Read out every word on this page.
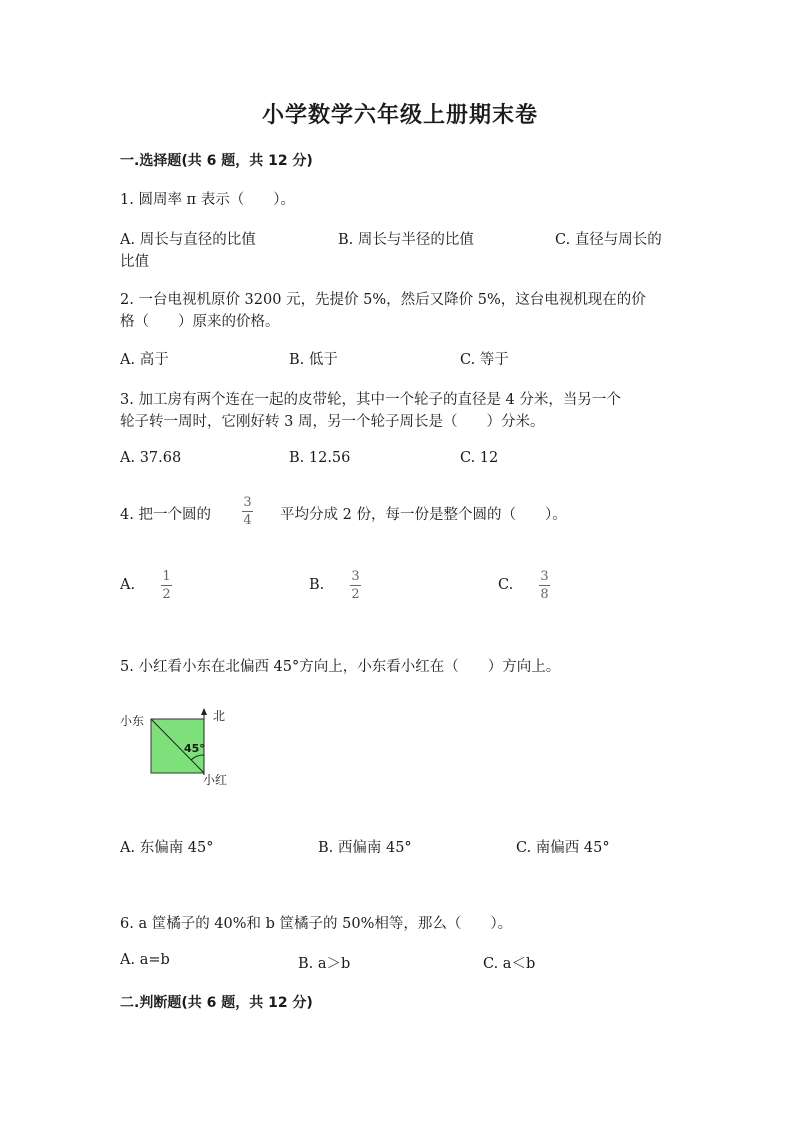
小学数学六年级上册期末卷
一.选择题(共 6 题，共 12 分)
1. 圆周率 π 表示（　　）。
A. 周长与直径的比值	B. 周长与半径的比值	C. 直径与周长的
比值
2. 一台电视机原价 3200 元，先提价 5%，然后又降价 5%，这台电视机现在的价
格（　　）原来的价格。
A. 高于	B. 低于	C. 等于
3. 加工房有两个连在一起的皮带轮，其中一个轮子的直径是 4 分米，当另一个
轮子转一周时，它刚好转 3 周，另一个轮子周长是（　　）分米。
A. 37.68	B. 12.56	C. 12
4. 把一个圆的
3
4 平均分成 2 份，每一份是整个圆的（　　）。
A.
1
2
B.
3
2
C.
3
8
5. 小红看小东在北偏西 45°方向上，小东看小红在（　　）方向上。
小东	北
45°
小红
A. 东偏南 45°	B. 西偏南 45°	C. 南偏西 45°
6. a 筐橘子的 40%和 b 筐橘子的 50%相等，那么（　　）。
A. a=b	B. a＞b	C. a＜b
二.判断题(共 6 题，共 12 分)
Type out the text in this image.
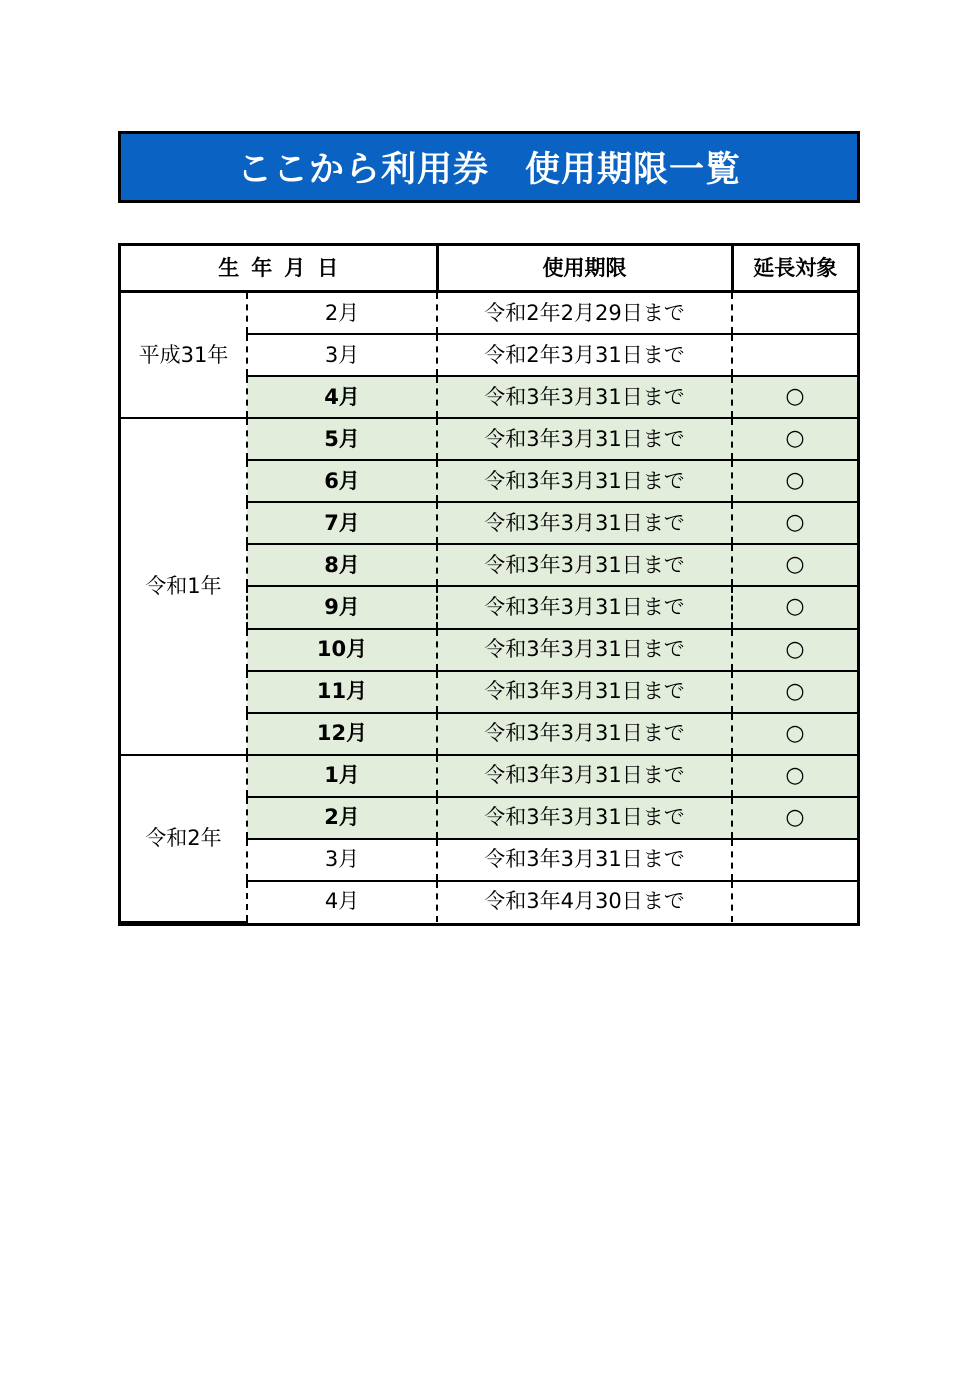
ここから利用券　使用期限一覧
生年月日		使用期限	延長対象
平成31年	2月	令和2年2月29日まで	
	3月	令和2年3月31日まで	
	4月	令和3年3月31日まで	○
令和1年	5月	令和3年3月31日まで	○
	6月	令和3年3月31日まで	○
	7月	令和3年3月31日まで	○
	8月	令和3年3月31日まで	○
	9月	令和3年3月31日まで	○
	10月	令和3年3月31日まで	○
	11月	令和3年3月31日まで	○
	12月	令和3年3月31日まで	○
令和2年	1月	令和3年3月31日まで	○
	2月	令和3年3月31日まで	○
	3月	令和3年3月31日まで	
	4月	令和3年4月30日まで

━━━━━━━━

EXERCISE GOAL:
For each line of the listing that holds the word "this", show that line.

ANSWER TO THE PROBLEM:
Read out every word on this page.
Type out the text in this image.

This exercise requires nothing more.